> DIRECTIVE
Copy out every line that contains "name".

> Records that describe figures
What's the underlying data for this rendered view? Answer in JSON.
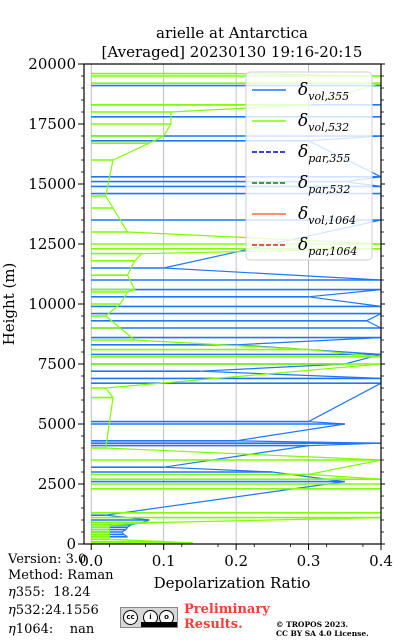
{
  "chart_data": {
    "type": "line",
    "title_line1": "arielle at Antarctica",
    "title_line2": "[Averaged] 20230130 19:16-20:15",
    "xlabel": "Depolarization Ratio",
    "ylabel": "Height (m)",
    "xlim": [
      -0.01,
      0.4
    ],
    "ylim": [
      0,
      20000
    ],
    "xticks": [
      "0.0",
      "0.1",
      "0.2",
      "0.3",
      "0.4"
    ],
    "xtick_values": [
      0.0,
      0.1,
      0.2,
      0.3,
      0.4
    ],
    "yticks": [
      "0",
      "2500",
      "5000",
      "7500",
      "10000",
      "12500",
      "15000",
      "17500",
      "20000"
    ],
    "ytick_values": [
      0,
      2500,
      5000,
      7500,
      10000,
      12500,
      15000,
      17500,
      20000
    ],
    "grid": true,
    "legend_position": "top-right",
    "series": [
      {
        "name": "vol,355",
        "color": "#1f77ff",
        "style": "solid",
        "points": [
          [
            0.05,
            300
          ],
          [
            0.045,
            400
          ],
          [
            0.042,
            500
          ],
          [
            0.048,
            600
          ],
          [
            0.05,
            700
          ],
          [
            0.055,
            800
          ],
          [
            0.07,
            900
          ],
          [
            0.08,
            1000
          ],
          [
            0.02,
            1200
          ],
          [
            0.35,
            2600
          ],
          [
            0.25,
            3000
          ],
          [
            0.1,
            3200
          ],
          [
            0.3,
            4100
          ],
          [
            0.4,
            4200
          ],
          [
            0.2,
            4300
          ],
          [
            0.35,
            5000
          ],
          [
            0.3,
            5100
          ],
          [
            0.4,
            6700
          ],
          [
            0.4,
            6900
          ],
          [
            0.15,
            7200
          ],
          [
            0.35,
            7500
          ],
          [
            0.4,
            7900
          ],
          [
            0.2,
            8300
          ],
          [
            0.4,
            8600
          ],
          [
            0.4,
            9000
          ],
          [
            0.38,
            9300
          ],
          [
            0.4,
            9600
          ],
          [
            0.4,
            9900
          ],
          [
            0.3,
            10300
          ],
          [
            0.4,
            10600
          ],
          [
            0.4,
            11000
          ],
          [
            0.1,
            11500
          ],
          [
            0.4,
            13500
          ],
          [
            0.4,
            14600
          ],
          [
            0.4,
            14900
          ],
          [
            0.35,
            15100
          ],
          [
            0.4,
            15300
          ],
          [
            0.3,
            16800
          ],
          [
            0.4,
            17000
          ],
          [
            0.4,
            17800
          ],
          [
            0.4,
            18300
          ],
          [
            0.4,
            19100
          ]
        ]
      },
      {
        "name": "vol,532",
        "color": "#7fff00",
        "style": "solid",
        "points": [
          [
            0.0,
            0
          ],
          [
            0.14,
            50
          ],
          [
            0.1,
            100
          ],
          [
            0.025,
            200
          ],
          [
            0.025,
            300
          ],
          [
            0.025,
            400
          ],
          [
            0.025,
            500
          ],
          [
            0.025,
            600
          ],
          [
            0.025,
            700
          ],
          [
            0.025,
            800
          ],
          [
            0.1,
            900
          ],
          [
            0.4,
            1100
          ],
          [
            0.4,
            1300
          ],
          [
            0.4,
            2300
          ],
          [
            0.4,
            2500
          ],
          [
            0.4,
            2700
          ],
          [
            0.3,
            2900
          ],
          [
            0.4,
            3500
          ],
          [
            0.02,
            4000
          ],
          [
            0.03,
            6100
          ],
          [
            0.02,
            6500
          ],
          [
            0.4,
            7500
          ],
          [
            0.4,
            7800
          ],
          [
            0.3,
            8100
          ],
          [
            0.06,
            8500
          ],
          [
            0.04,
            9000
          ],
          [
            0.02,
            9500
          ],
          [
            0.04,
            10000
          ],
          [
            0.05,
            10500
          ],
          [
            0.06,
            10600
          ],
          [
            0.05,
            11200
          ],
          [
            0.06,
            11800
          ],
          [
            0.07,
            12100
          ],
          [
            0.4,
            12300
          ],
          [
            0.4,
            12500
          ],
          [
            0.05,
            13000
          ],
          [
            0.03,
            14000
          ],
          [
            0.02,
            14500
          ],
          [
            0.03,
            16000
          ],
          [
            0.08,
            16700
          ],
          [
            0.1,
            17000
          ],
          [
            0.11,
            17500
          ],
          [
            0.11,
            18000
          ],
          [
            0.3,
            18300
          ],
          [
            0.4,
            19200
          ],
          [
            0.4,
            19500
          ],
          [
            0.2,
            19600
          ]
        ]
      },
      {
        "name": "par,355",
        "color": "#0000cc",
        "style": "dashed",
        "points": []
      },
      {
        "name": "par,532",
        "color": "#008000",
        "style": "dashed",
        "points": []
      },
      {
        "name": "vol,1064",
        "color": "#ff6a3d",
        "style": "solid",
        "points": []
      },
      {
        "name": "par,1064",
        "color": "#dd2233",
        "style": "dashed",
        "points": []
      }
    ]
  },
  "info": {
    "version": "Version: 3.0",
    "method": "Method: Raman",
    "eta355_label": "355:",
    "eta355_value": "18.24",
    "eta532_label": "532:",
    "eta532_value": "24.1556",
    "eta1064_label": "1064:",
    "eta1064_value": "nan"
  },
  "footer": {
    "prelim_line1": "Preliminary",
    "prelim_line2": "Results.",
    "copyright_line1": "© TROPOS 2023.",
    "copyright_line2": "CC BY SA 4.0 License."
  }
}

> EXERCISE SOLUTION
        "name": "vol,355",
        "name": "vol,532",
        "name": "par,355",
        "name": "par,532",
        "name": "vol,1064",
        "name": "par,1064",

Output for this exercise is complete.